◆ PAGE EXCERPT:

Analysis of the genotype calls at the 10,000 homozygous loci demonstrated greater accuracy at lower coverages. However, at higher coverages, the method used to call heterozygotes meant there was an increase in heterozygous calls as a result of sequencing errors (Figure 5, Figure 6, Figure 7 and Figure 8). As coverage increased, the likelihood of at least one observation of an alternate allele from a sequencing error increased, consequently increasing the number of false heterozygous calls. The Q score threshold also had a significant effect (p < 0.01) on the number of false heterozygous calls, with a Q score threshold of 5 having far more false heterozygous calls than other Q scores. This is likely a result of the sequencing errors having a low base quality and therefore more sequencing errors being called with more relaxed Q score cut offs. Accuracies of almost 95% were achieved for these loci at coverages as low as 6 ×, very similar to results reported by Malmberg, et al. [138]. The percentage of homozygous alternate calls remained extremely low across all sequencing coverages with a maximum of just over 0.1% at 4 × sequencing coverage. These results suggest that a low Q threshold is favourable for heterozygous calling. However, a more stringent Q threshold is necessary to prevent false heterozygous calls at homozygous loci. False homozygous calls at low-coverage heterozygous loci are a considerable limitation of low-coverage genotyping [167]. A number of studies have proposed the maximum likelihood (ML) method as a solution [166,168]. The use of allele dosage/ probability based genotyping, as is often implemented when using Illumina data [169] would likely decrease the number of false homozygous genotypes. Wang, et al. [167] demonstrated that this method for genotype correction in GBS data increased the rate of correct genotypes as well as the accuracy of genomic prediction. However, SNP array genotyping was more accurate than the corrected GBS genotypes for coverages below 10 × [166]. Alternatively, Dodds, et al. [161] describe a method for calculating unbiased estimates of relatedness by using only SNPs with genotype calls in both individuals. They refer to this method as kinship using GBS with depth adjustment (KGD) [161]. Despite being developed specifically for use in GBS data, the similarities between GBS and the crush-side genotyping method proposed here suggest KGD could adapted for crush-side genotyping.

◆ THINGS TO DO:
a. In the genotyping excerpt, what accuracy was achieved at the homozygous loci at coverages as low as 6×?
b. Using the genotyping excerpt, explain why the number of false heterozygous calls rose as sequencing coverage increased.
c. Extend the genotyping excerpt, starting after its final sentence.

◆ RAW DATA:
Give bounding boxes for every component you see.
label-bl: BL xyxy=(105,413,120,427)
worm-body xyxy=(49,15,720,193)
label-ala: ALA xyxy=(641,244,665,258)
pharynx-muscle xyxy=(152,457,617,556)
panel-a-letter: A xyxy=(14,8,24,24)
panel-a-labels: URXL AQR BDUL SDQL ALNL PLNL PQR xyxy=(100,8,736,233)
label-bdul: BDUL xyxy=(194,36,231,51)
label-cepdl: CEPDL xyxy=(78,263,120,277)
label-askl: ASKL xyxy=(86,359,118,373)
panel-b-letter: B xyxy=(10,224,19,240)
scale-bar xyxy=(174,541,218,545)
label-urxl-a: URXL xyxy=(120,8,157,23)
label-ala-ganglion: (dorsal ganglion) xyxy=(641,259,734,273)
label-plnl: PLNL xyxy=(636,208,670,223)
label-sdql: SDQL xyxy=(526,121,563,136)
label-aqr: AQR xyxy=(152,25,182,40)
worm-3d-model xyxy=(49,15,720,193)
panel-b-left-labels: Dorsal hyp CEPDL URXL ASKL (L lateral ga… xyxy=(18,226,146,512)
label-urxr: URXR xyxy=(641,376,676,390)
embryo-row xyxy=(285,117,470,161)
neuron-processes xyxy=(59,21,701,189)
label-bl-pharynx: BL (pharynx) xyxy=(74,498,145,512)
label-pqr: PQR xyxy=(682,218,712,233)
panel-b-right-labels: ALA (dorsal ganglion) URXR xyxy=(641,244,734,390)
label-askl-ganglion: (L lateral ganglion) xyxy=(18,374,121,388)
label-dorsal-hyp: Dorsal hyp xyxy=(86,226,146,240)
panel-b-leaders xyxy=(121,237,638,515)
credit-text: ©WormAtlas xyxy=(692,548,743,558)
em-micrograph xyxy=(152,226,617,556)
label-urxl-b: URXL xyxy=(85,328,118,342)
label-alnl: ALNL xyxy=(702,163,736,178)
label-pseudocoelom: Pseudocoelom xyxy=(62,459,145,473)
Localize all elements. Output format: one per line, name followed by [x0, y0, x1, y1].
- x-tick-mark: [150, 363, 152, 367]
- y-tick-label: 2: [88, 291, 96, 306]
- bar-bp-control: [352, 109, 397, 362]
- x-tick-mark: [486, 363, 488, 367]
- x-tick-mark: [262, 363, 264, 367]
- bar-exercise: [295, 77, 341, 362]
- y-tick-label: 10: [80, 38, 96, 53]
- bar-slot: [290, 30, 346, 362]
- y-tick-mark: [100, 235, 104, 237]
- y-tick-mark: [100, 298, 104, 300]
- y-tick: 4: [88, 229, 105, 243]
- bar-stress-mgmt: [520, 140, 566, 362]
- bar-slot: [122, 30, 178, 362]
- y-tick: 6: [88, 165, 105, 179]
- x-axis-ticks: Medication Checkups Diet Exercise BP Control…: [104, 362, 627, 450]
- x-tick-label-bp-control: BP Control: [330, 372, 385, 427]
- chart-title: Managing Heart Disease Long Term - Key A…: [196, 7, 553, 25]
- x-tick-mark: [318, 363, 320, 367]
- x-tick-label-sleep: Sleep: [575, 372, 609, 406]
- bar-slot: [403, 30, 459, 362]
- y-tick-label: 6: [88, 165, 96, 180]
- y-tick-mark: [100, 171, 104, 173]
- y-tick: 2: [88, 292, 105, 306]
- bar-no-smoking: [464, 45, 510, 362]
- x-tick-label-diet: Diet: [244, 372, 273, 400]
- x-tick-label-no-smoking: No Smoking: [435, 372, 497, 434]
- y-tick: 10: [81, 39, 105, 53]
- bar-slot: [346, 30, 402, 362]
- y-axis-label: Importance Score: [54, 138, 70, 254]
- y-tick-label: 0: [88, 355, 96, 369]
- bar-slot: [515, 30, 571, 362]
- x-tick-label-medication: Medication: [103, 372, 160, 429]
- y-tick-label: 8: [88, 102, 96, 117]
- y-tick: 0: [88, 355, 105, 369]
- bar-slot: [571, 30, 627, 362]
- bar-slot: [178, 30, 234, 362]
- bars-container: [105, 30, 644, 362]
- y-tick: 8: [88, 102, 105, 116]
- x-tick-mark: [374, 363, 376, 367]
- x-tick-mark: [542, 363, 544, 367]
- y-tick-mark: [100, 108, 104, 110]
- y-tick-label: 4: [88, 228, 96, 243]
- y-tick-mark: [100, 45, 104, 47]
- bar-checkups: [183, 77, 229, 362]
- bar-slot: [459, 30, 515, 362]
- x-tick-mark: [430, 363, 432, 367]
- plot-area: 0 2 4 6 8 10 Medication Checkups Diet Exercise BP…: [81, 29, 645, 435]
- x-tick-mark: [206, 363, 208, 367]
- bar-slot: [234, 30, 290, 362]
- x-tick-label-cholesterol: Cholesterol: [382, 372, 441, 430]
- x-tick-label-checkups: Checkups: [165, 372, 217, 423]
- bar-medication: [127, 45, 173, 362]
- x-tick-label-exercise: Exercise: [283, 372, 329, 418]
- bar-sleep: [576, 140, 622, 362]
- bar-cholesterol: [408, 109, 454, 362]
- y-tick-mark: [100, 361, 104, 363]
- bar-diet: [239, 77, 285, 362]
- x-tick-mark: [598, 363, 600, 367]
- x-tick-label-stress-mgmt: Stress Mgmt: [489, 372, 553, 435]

◆ OUTPUTS BY TASK:
a. Almost 95%.

b. At higher coverage, there was a greater chance of at least one observation of an alternate allele caused by a sequencing error. Given the method used to call heterozygotes, this increased the number of false heterozygous calls.

c.
Overall, these simulations have highlighted genotype calling using Nanopore data is possible in both homozygous and heterozygous populations. However, a more refined method for genotype calling is required to increase the accuracy of genotype calling in highly heterozygous populations. At high coverage (>6×) the error rates reported here for heterozygous and homozygous positions appear to be within the tolerable threshold of genomic prediction given imputation error rates of 5.5–0.9% are commonly reported [161,170,171,172,173,174]. Validation of the results reported here on real datasets is still required. However these results provide preliminary evidence that Oxford Nanopore sequencing has potential for on-farm SNP genotyping for current GBLUP predictions. Importantly, even read lengths that are relatively short for MinION data did not result in decreased SNP calling accuracy.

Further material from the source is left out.